● Prompt
Comb through the entries for "true" and pull out each line that holds it.

* BEGIN Data lines *

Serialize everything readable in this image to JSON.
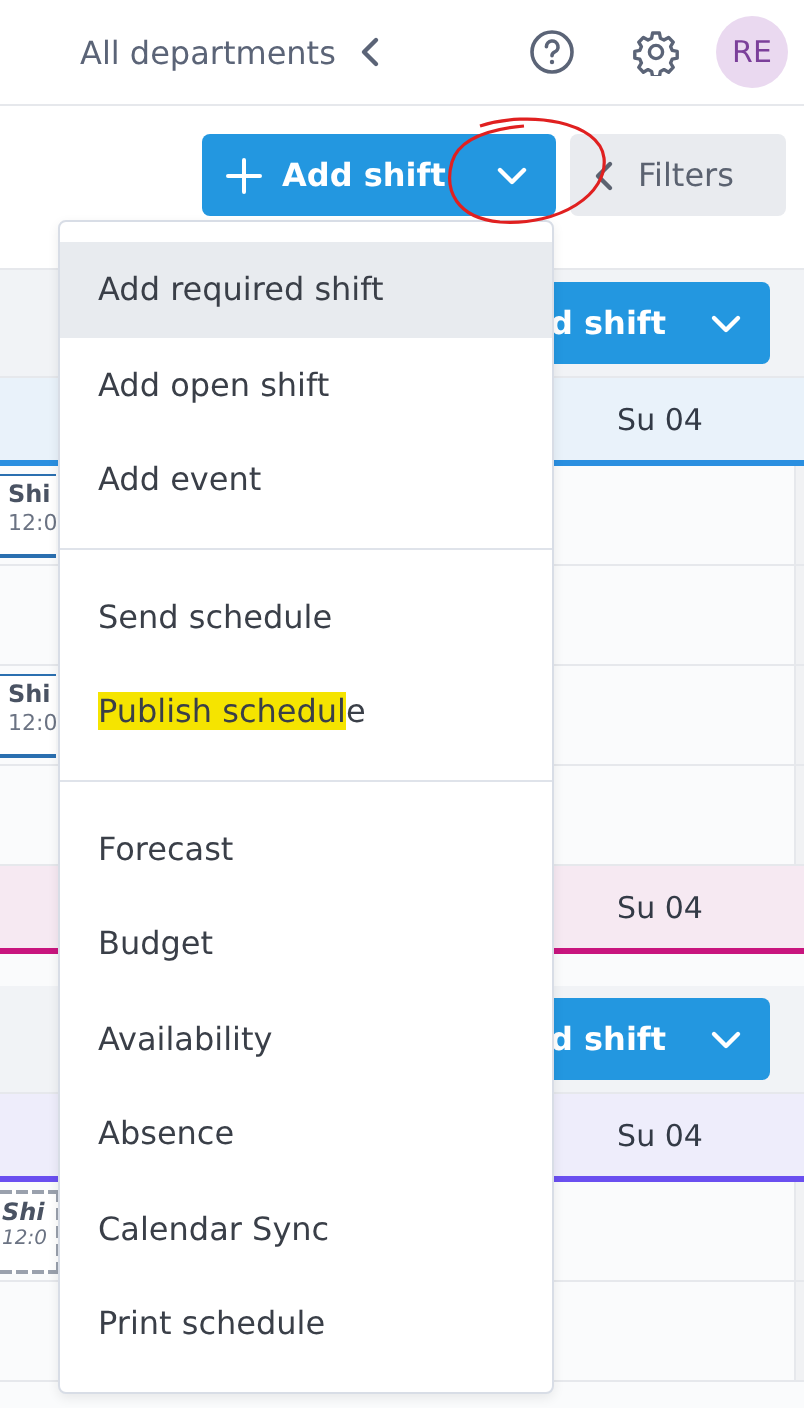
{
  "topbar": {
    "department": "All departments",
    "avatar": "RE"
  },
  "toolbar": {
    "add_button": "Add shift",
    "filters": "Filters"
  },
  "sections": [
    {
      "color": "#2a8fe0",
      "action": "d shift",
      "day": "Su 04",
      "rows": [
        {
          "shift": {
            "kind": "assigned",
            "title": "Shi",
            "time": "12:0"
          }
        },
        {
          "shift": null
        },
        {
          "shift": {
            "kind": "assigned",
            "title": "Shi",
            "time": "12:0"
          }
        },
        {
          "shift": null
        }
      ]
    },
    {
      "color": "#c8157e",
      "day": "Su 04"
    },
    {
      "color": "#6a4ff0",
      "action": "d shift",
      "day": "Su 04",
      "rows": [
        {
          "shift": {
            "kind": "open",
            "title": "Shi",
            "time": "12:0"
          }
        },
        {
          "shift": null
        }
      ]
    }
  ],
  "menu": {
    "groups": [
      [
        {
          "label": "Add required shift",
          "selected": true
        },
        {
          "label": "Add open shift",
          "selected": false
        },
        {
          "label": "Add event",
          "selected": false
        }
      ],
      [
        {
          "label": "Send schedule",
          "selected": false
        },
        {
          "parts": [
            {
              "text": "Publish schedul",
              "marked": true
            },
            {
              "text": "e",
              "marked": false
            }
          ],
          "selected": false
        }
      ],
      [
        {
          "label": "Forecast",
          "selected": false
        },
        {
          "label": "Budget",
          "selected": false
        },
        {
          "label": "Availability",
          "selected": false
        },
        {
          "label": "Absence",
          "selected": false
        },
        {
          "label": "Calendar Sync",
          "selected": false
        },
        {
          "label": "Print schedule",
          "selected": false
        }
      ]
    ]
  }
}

* END Data lines *
* BEGIN Data lines *

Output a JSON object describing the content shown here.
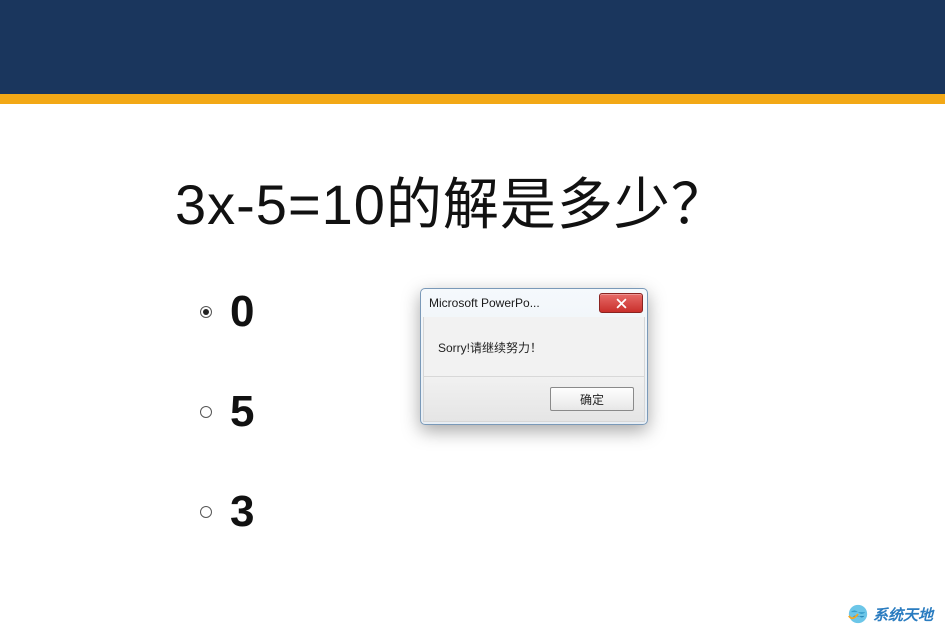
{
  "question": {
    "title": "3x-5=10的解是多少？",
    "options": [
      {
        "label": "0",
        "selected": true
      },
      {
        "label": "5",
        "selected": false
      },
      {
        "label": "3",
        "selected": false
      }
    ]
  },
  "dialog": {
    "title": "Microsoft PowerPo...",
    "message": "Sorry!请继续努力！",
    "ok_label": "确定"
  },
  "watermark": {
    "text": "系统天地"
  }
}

* END Data lines *

● Output of the exercise
          "selected": true
              "marked": true
        "selected": true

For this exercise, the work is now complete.